Data entries:
··········
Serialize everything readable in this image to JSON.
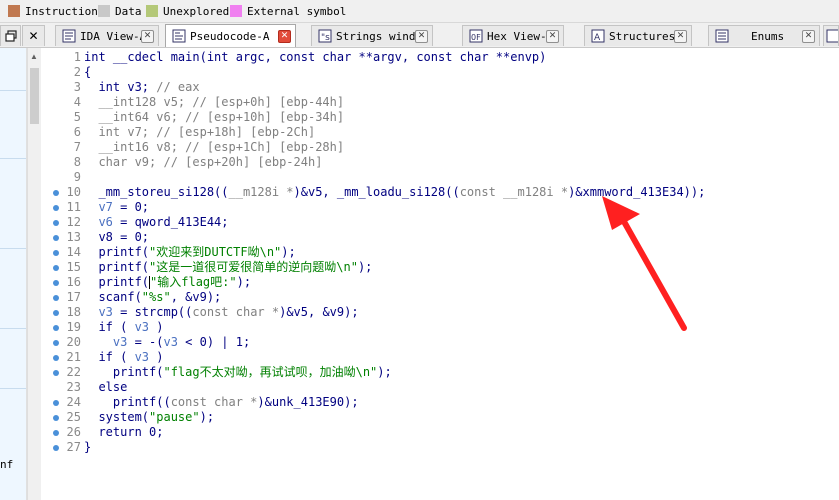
{
  "legend": [
    {
      "label": "Instruction",
      "color": "#c07850"
    },
    {
      "label": "Data",
      "color": "#c8c8c8"
    },
    {
      "label": "Unexplored",
      "color": "#b4c878"
    },
    {
      "label": "External symbol",
      "color": "#f080f0"
    }
  ],
  "tabs": [
    {
      "label": "IDA View-A",
      "active": false
    },
    {
      "label": "Pseudocode-A",
      "active": true
    },
    {
      "label": "Strings window",
      "active": false
    },
    {
      "label": "Hex View-1",
      "active": false
    },
    {
      "label": "Structures",
      "active": false
    },
    {
      "label": "Enums",
      "active": false
    }
  ],
  "left_panel": {
    "truncated_text": "nf"
  },
  "code": {
    "line_numbers": [
      "1",
      "2",
      "3",
      "4",
      "5",
      "6",
      "7",
      "8",
      "9",
      "10",
      "11",
      "12",
      "13",
      "14",
      "15",
      "16",
      "17",
      "18",
      "19",
      "20",
      "21",
      "22",
      "23",
      "24",
      "25",
      "26",
      "27"
    ],
    "l1": "int __cdecl main(int argc, const char **argv, const char **envp)",
    "l2": "{",
    "l3a": "  int v3; ",
    "l3b": "// eax",
    "l4a": "  __int128 v5; ",
    "l4b": "// [esp+0h] [ebp-44h]",
    "l5a": "  __int64 v6; ",
    "l5b": "// [esp+10h] [ebp-34h]",
    "l6a": "  int v7; ",
    "l6b": "// [esp+18h] [ebp-2Ch]",
    "l7a": "  __int16 v8; ",
    "l7b": "// [esp+1Ch] [ebp-28h]",
    "l8a": "  char v9; ",
    "l8b": "// [esp+20h] [ebp-24h]",
    "l10a": "  _mm_storeu_si128((",
    "l10b": "__m128i *",
    "l10c": ")&v5, _mm_loadu_si128((",
    "l10d": "const __m128i *",
    "l10e": ")&xmmword_413E34));",
    "l11a": "  v7",
    "l11b": " = 0;",
    "l12a": "  v6",
    "l12b": " = qword_413E44;",
    "l13": "  v8 = 0;",
    "l14a": "  printf(",
    "l14b": "\"欢迎来到DUTCTF呦\\n\"",
    "l14c": ");",
    "l15a": "  printf(",
    "l15b": "\"这是一道很可爱很简单的逆向题呦\\n\"",
    "l15c": ");",
    "l16a": "  printf(",
    "l16b": "\"输入flag吧:\"",
    "l16c": ");",
    "l17a": "  scanf(",
    "l17b": "\"%s\"",
    "l17c": ", &v9);",
    "l18a": "  v3",
    "l18b": " = strcmp((",
    "l18c": "const char *",
    "l18d": ")&v5, &v9);",
    "l19a": "  if ( ",
    "l19b": "v3",
    "l19c": " )",
    "l20a": "    v3",
    "l20b": " = -(",
    "l20c": "v3",
    "l20d": " < 0) | 1;",
    "l21a": "  if ( ",
    "l21b": "v3",
    "l21c": " )",
    "l22a": "    printf(",
    "l22b": "\"flag不太对呦，再试试呗，加油呦\\n\"",
    "l22c": ");",
    "l23": "  else",
    "l24a": "    printf((",
    "l24b": "const char *",
    "l24c": ")&unk_413E90);",
    "l25a": "  system(",
    "l25b": "\"pause\"",
    "l25c": ");",
    "l26": "  return 0;",
    "l27": "}"
  }
}
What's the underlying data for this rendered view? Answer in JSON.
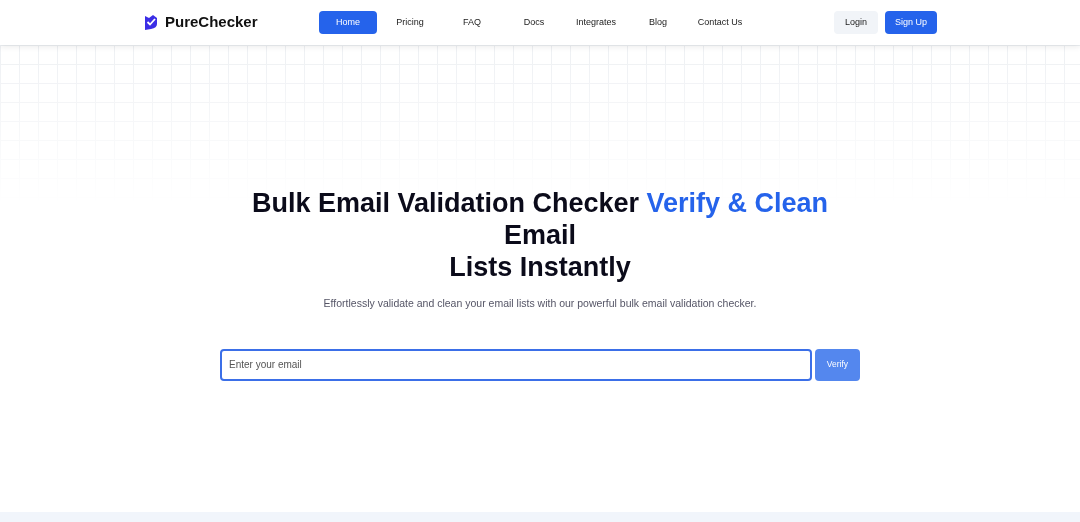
{
  "brand": {
    "name": "PureChecker"
  },
  "nav": [
    {
      "label": "Home",
      "selected": true
    },
    {
      "label": "Pricing",
      "selected": false
    },
    {
      "label": "FAQ",
      "selected": false
    },
    {
      "label": "Docs",
      "selected": false
    },
    {
      "label": "Integrates",
      "selected": false
    },
    {
      "label": "Blog",
      "selected": false
    },
    {
      "label": "Contact Us",
      "selected": false
    }
  ],
  "auth": {
    "login": "Login",
    "signup": "Sign Up"
  },
  "hero": {
    "heading_lines": [
      [
        {
          "text": "Bulk Email Validation Checker ",
          "highlight": false
        },
        {
          "text": "Verify & Clean",
          "highlight": true
        }
      ],
      [
        {
          "text": "Email",
          "highlight": false
        }
      ],
      [
        {
          "text": "Lists Instantly",
          "highlight": false
        }
      ]
    ],
    "subtitle": "Effortlessly validate and clean your email lists with our powerful bulk email validation checker.",
    "email_field": {
      "placeholder": "Enter your email"
    },
    "verify_button": "Verify"
  }
}
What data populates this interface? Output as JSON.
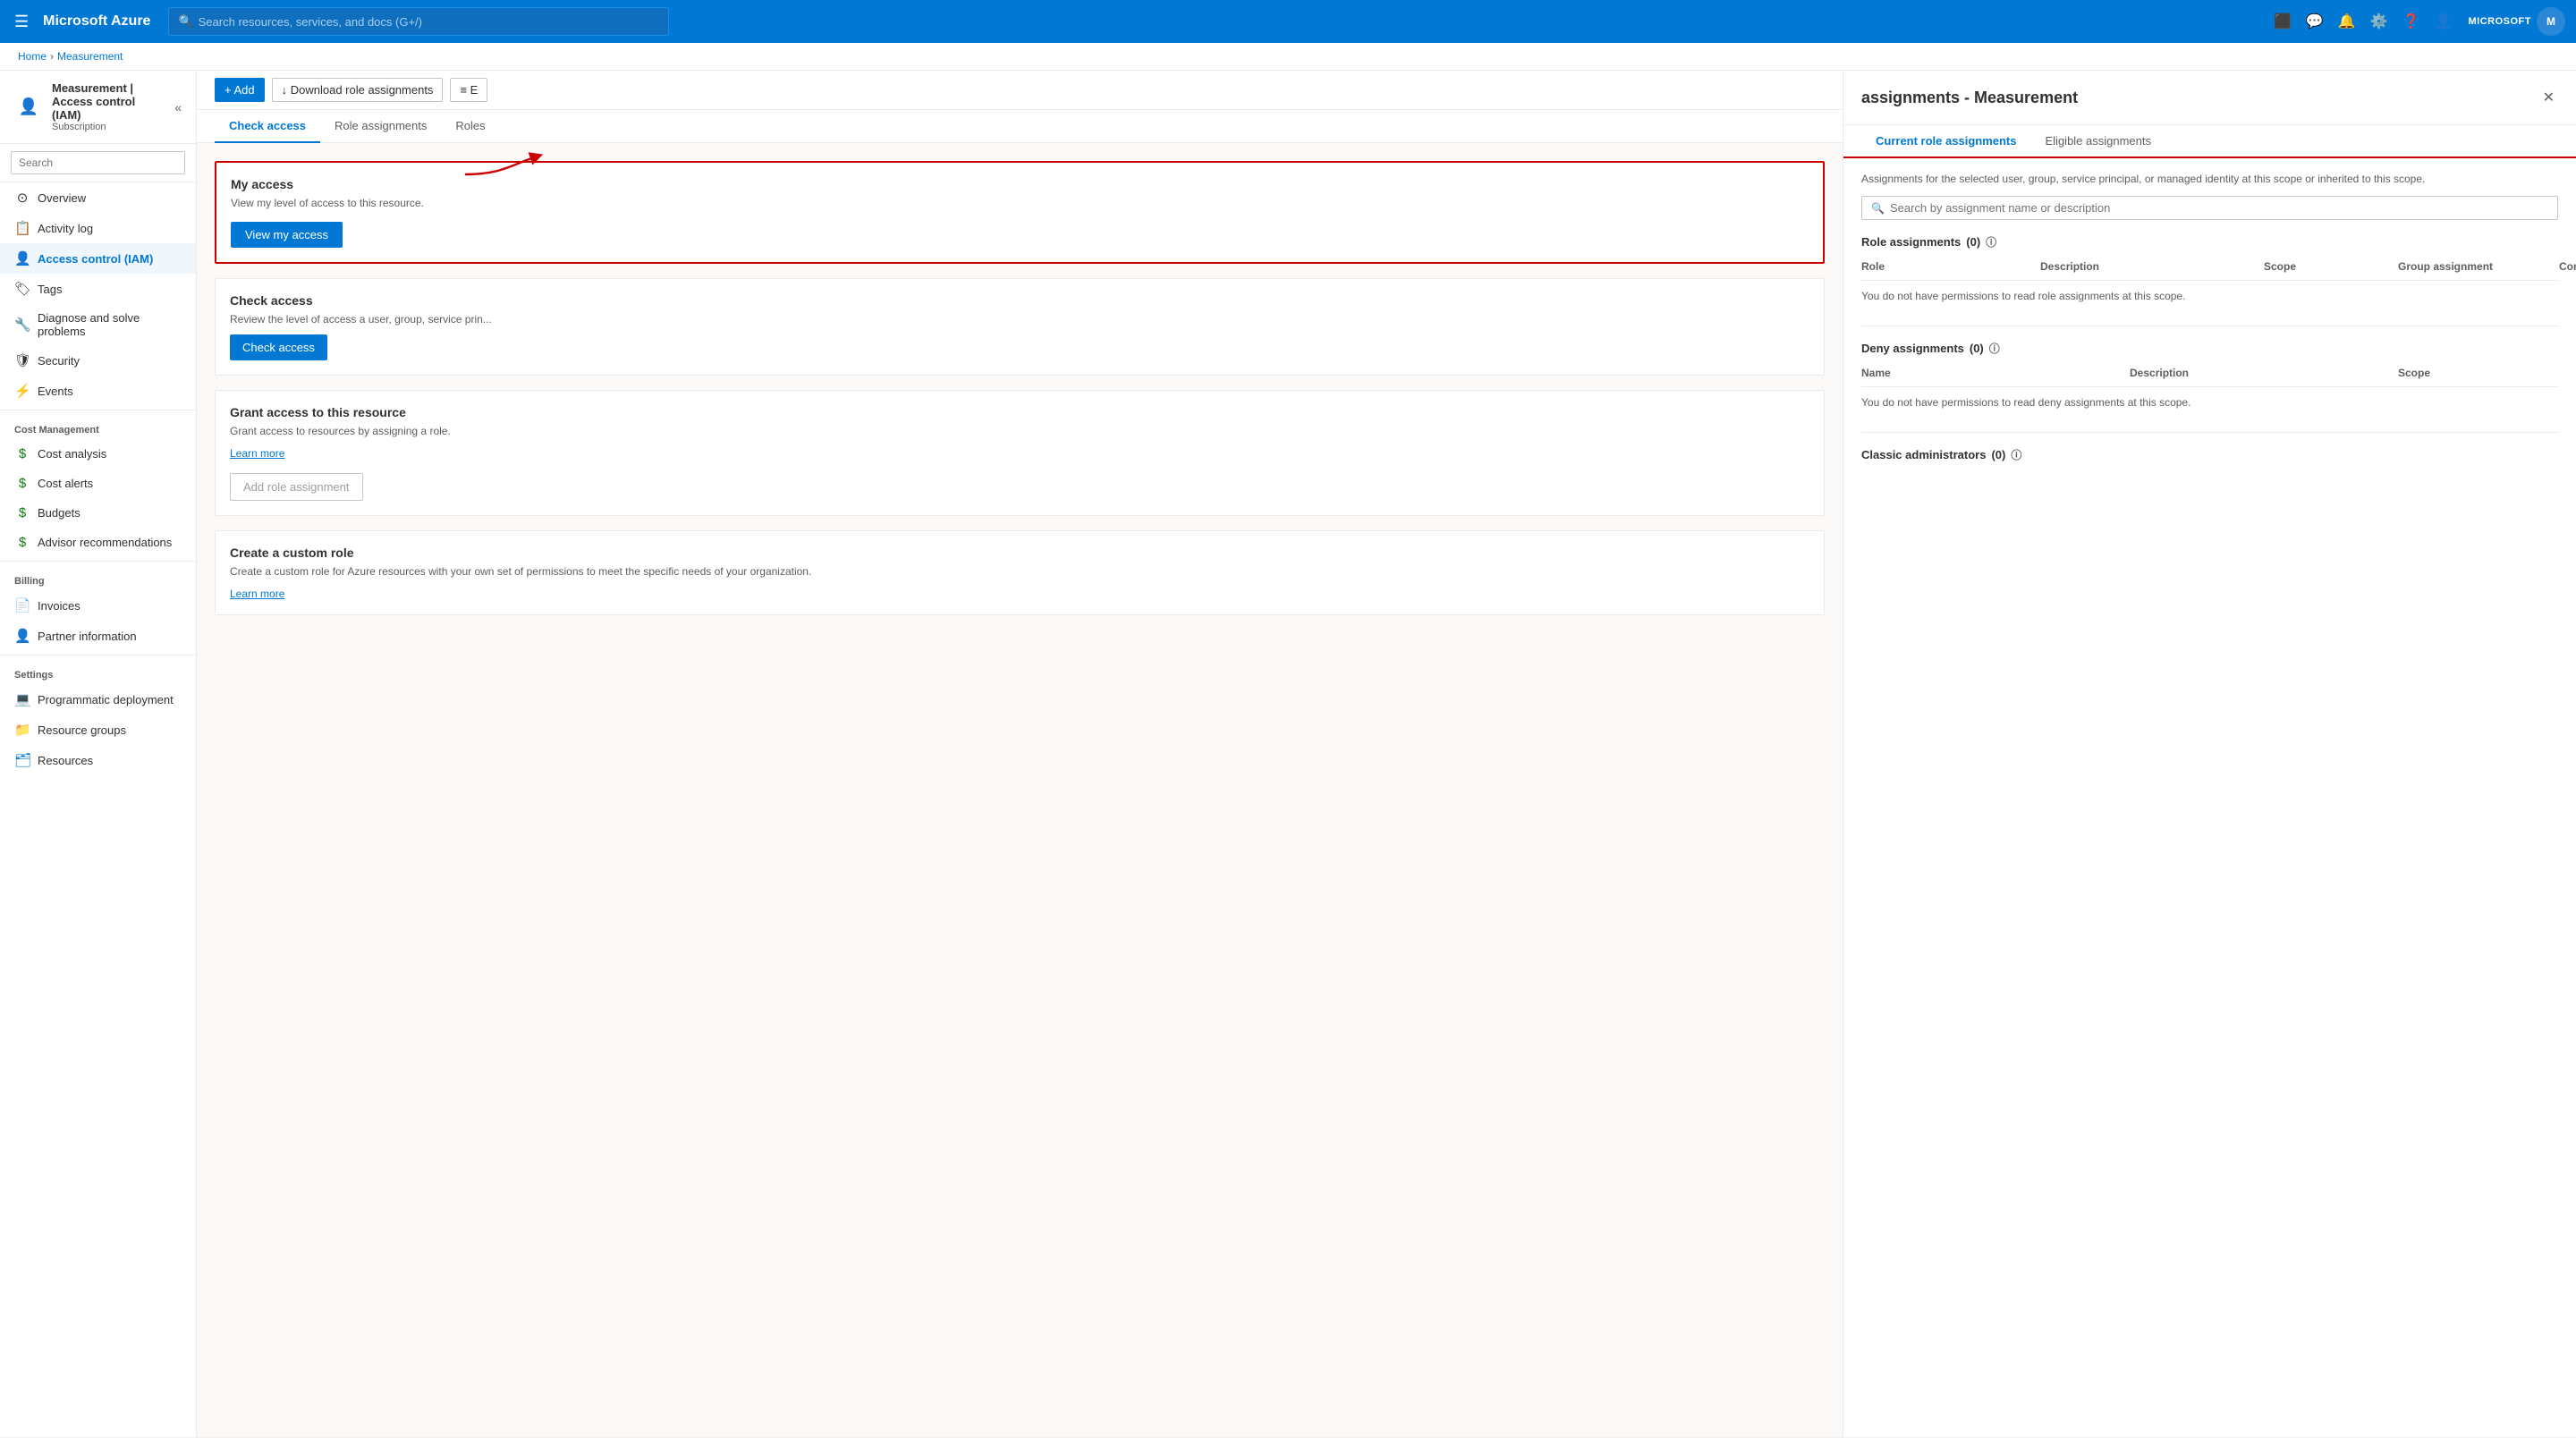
{
  "topnav": {
    "logo": "Microsoft Azure",
    "search_placeholder": "Search resources, services, and docs (G+/)",
    "user_label": "MICROSOFT",
    "user_initials": "M"
  },
  "breadcrumb": {
    "home": "Home",
    "resource": "Measurement"
  },
  "sidebar": {
    "resource_name": "Measurement | Access control (IAM)",
    "resource_type": "Subscription",
    "search_placeholder": "Search",
    "items": [
      {
        "label": "Overview",
        "icon": "⊙",
        "active": false
      },
      {
        "label": "Activity log",
        "icon": "≡",
        "active": false
      },
      {
        "label": "Access control (IAM)",
        "icon": "👤",
        "active": true
      },
      {
        "label": "Tags",
        "icon": "🏷",
        "active": false
      },
      {
        "label": "Diagnose and solve problems",
        "icon": "🔧",
        "active": false
      },
      {
        "label": "Security",
        "icon": "🛡",
        "active": false
      },
      {
        "label": "Events",
        "icon": "⚡",
        "active": false
      }
    ],
    "sections": {
      "cost_management": {
        "label": "Cost Management",
        "items": [
          {
            "label": "Cost analysis",
            "icon": "💲"
          },
          {
            "label": "Cost alerts",
            "icon": "💲"
          },
          {
            "label": "Budgets",
            "icon": "💲"
          },
          {
            "label": "Advisor recommendations",
            "icon": "💲"
          }
        ]
      },
      "billing": {
        "label": "Billing",
        "items": [
          {
            "label": "Invoices",
            "icon": "📄"
          },
          {
            "label": "Partner information",
            "icon": "👤"
          }
        ]
      },
      "settings": {
        "label": "Settings",
        "items": [
          {
            "label": "Programmatic deployment",
            "icon": "💻"
          },
          {
            "label": "Resource groups",
            "icon": "📁"
          },
          {
            "label": "Resources",
            "icon": "🗂"
          }
        ]
      }
    }
  },
  "iam": {
    "title": "Measurement | Access control (IAM)",
    "toolbar": {
      "add_label": "+ Add",
      "download_label": "↓ Download role assignments",
      "edit_label": "≡ E"
    },
    "tabs": [
      {
        "label": "Check access",
        "active": true
      },
      {
        "label": "Role assignments",
        "active": false
      },
      {
        "label": "Roles",
        "active": false
      }
    ],
    "my_access_card": {
      "title": "My access",
      "desc": "View my level of access to this resource.",
      "btn_label": "View my access"
    },
    "check_access_card": {
      "title": "Check access",
      "desc": "Review the level of access a user, group, service prin...",
      "btn_label": "Check access"
    },
    "grant_access_card": {
      "title": "Grant access to this resource",
      "desc": "Grant access to resources by assigning a role.",
      "learn_more": "Learn more",
      "btn_label": "Add role assignment"
    },
    "custom_role_card": {
      "title": "Create a custom role",
      "desc": "Create a custom role for Azure resources with your own set of permissions to meet the specific needs of your organization.",
      "learn_more": "Learn more"
    }
  },
  "panel": {
    "title": "assignments - Measurement",
    "tabs": [
      {
        "label": "Current role assignments",
        "active": true
      },
      {
        "label": "Eligible assignments",
        "active": false
      }
    ],
    "desc": "Assignments for the selected user, group, service principal, or managed identity at this scope or inherited to this scope.",
    "search_placeholder": "Search by assignment name or description",
    "role_assignments": {
      "label": "Role assignments",
      "count": "(0)",
      "columns": [
        "Role",
        "Description",
        "Scope",
        "Group assignment",
        "Condition"
      ],
      "empty_msg": "You do not have permissions to read role assignments at this scope."
    },
    "deny_assignments": {
      "label": "Deny assignments",
      "count": "(0)",
      "columns": [
        "Name",
        "Description",
        "Scope"
      ],
      "empty_msg": "You do not have permissions to read deny assignments at this scope."
    },
    "classic_admins": {
      "label": "Classic administrators",
      "count": "(0)"
    }
  }
}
··········
> Directions for this task
List all lines in the material containing the string "level".

> Completed task
      "desc": "View my level of access to this resource.",
      "desc": "Review the level of access a user, group, service prin...",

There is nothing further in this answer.